+++ Supplied data +++

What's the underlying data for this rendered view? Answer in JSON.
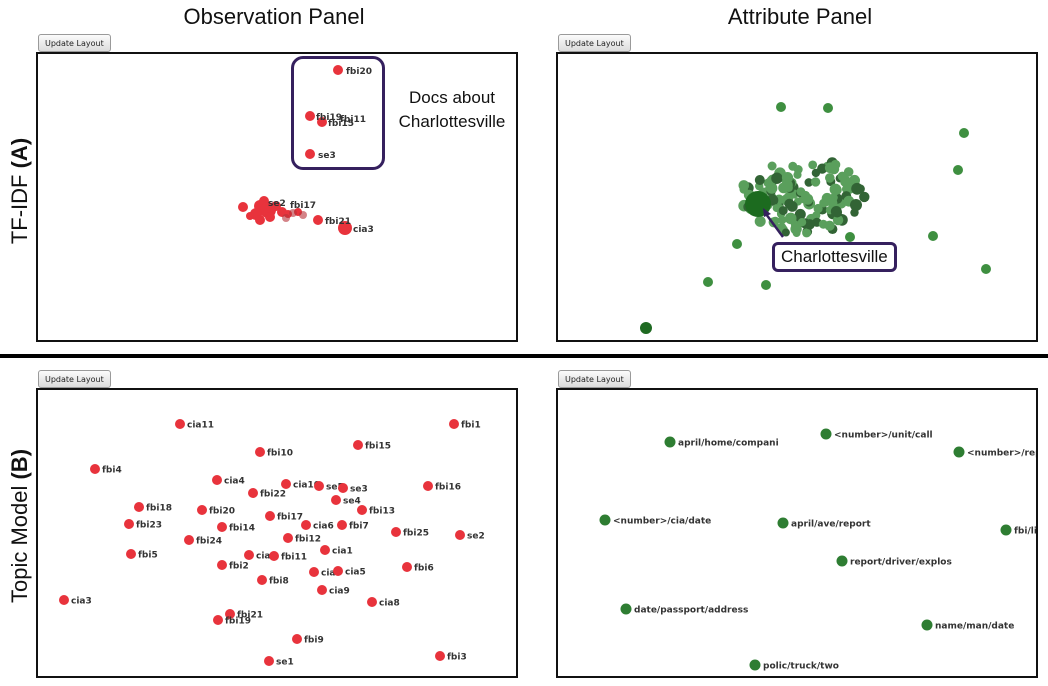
{
  "columns": {
    "observation_title": "Observation Panel",
    "attribute_title": "Attribute Panel"
  },
  "rows": {
    "tfidf": {
      "label": "TF-IDF",
      "tag": "(A)"
    },
    "topic": {
      "label": "Topic Model",
      "tag": "(B)"
    }
  },
  "buttons": {
    "update_layout": "Update Layout"
  },
  "colors": {
    "observation_node": "#e8333c",
    "attribute_node": "#2e7d32",
    "attribute_dark": "#0f4a12",
    "callout": "#35205e"
  },
  "annotations": {
    "docs_line1": "Docs about",
    "docs_line2": "Charlottesville",
    "charlottesville_label": "Charlottesville"
  },
  "tfidf_observation_nodes": {
    "top_cluster": [
      "fbi20",
      "fbi19",
      "fbi11",
      "fbi15",
      "se3"
    ],
    "bottom_cluster": [
      "se2",
      "fbi17",
      "fbi21",
      "cia3"
    ]
  },
  "topic_observation_nodes": [
    "cia11",
    "fbi1",
    "fbi10",
    "fbi15",
    "fbi4",
    "cia4",
    "cia10",
    "se5",
    "se3",
    "fbi16",
    "fbi22",
    "se4",
    "fbi18",
    "fbi20",
    "fbi13",
    "fbi23",
    "fbi14",
    "fbi17",
    "cia6",
    "fbi7",
    "fbi25",
    "se2",
    "fbi24",
    "fbi12",
    "cia1",
    "fbi5",
    "cia2",
    "fbi11",
    "fbi2",
    "fbi6",
    "cia7",
    "cia5",
    "fbi8",
    "cia9",
    "cia8",
    "cia3",
    "fbi21",
    "fbi19",
    "fbi9",
    "se1",
    "fbi3"
  ],
  "topic_attribute_nodes": [
    "april/home/compani",
    "<number>/unit/call",
    "<number>/rep",
    "<number>/cia/date",
    "april/ave/report",
    "fbi/li",
    "report/driver/explos",
    "date/passport/address",
    "name/man/date",
    "polic/truck/two"
  ]
}
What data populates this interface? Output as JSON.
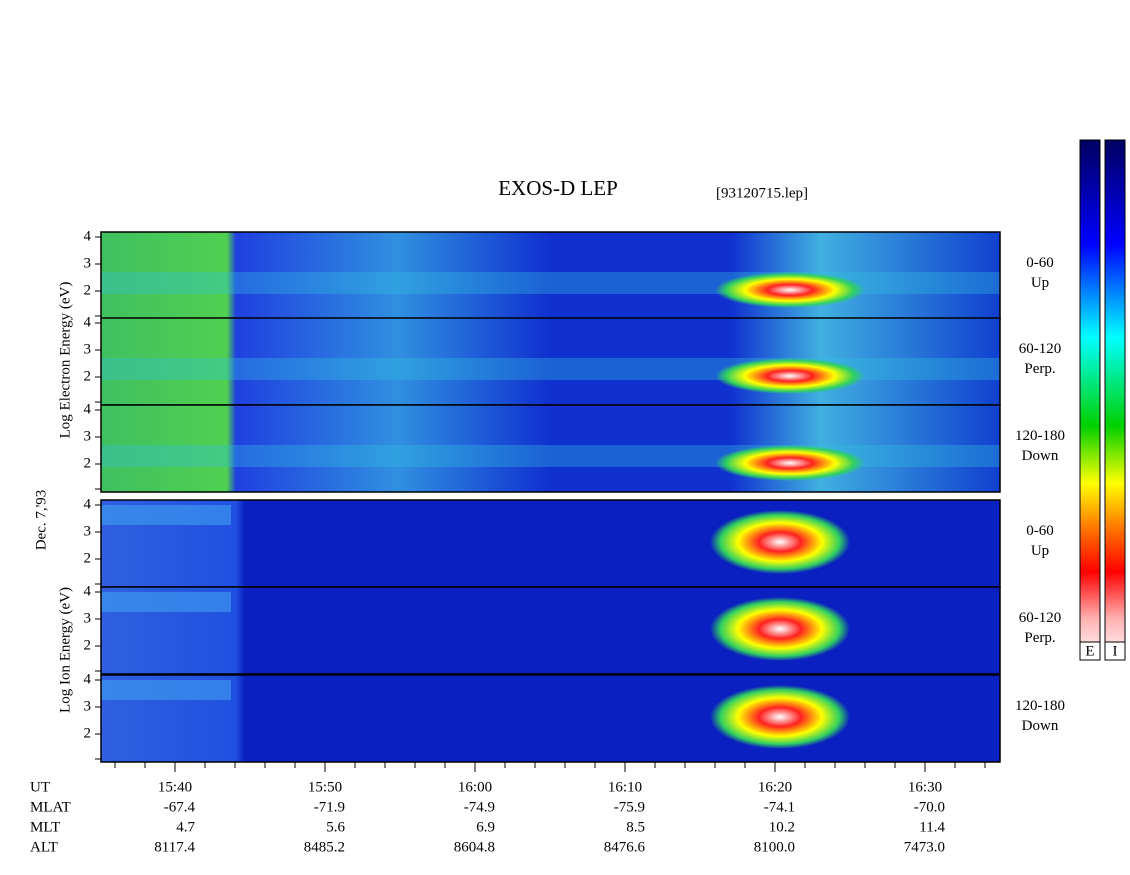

+++

§ Problem description
Repeat the listing above exactly, with no pictures.

§ Answer to this problem
What's the underlying data for this rendered view? Answer in JSON.
{
  "columns": {
    "observation_title": "Observation Panel",
    "attribute_title": "Attribute Panel"
  },
  "rows": {
    "tfidf": {
      "label": "TF-IDF",
      "tag": "(A)"
    },
    "topic": {
      "label": "Topic Model",
      "tag": "(B)"
    }
  },
  "buttons": {
    "update_layout": "Update Layout"
  },
  "colors": {
    "observation_node": "#e8333c",
    "attribute_node": "#2e7d32",
    "attribute_dark": "#0f4a12",
    "callout": "#35205e"
  },
  "annotations": {
    "docs_line1": "Docs about",
    "docs_line2": "Charlottesville",
    "charlottesville_label": "Charlottesville"
  },
  "tfidf_observation_nodes": {
    "top_cluster": [
      "fbi20",
      "fbi19",
      "fbi11",
      "fbi15",
      "se3"
    ],
    "bottom_cluster": [
      "se2",
      "fbi17",
      "fbi21",
      "cia3"
    ]
  },
  "topic_observation_nodes": [
    "cia11",
    "fbi1",
    "fbi10",
    "fbi15",
    "fbi4",
    "cia4",
    "cia10",
    "se5",
    "se3",
    "fbi16",
    "fbi22",
    "se4",
    "fbi18",
    "fbi20",
    "fbi13",
    "fbi23",
    "fbi14",
    "fbi17",
    "cia6",
    "fbi7",
    "fbi25",
    "se2",
    "fbi24",
    "fbi12",
    "cia1",
    "fbi5",
    "cia2",
    "fbi11",
    "fbi2",
    "fbi6",
    "cia7",
    "cia5",
    "fbi8",
    "cia9",
    "cia8",
    "cia3",
    "fbi21",
    "fbi19",
    "fbi9",
    "se1",
    "fbi3"
  ],
  "topic_attribute_nodes": [
    "april/home/compani",
    "<number>/unit/call",
    "<number>/rep",
    "<number>/cia/date",
    "april/ave/report",
    "fbi/li",
    "report/driver/explos",
    "date/passport/address",
    "name/man/date",
    "polic/truck/two"
  ]
}
What data populates this interface? Output as JSON.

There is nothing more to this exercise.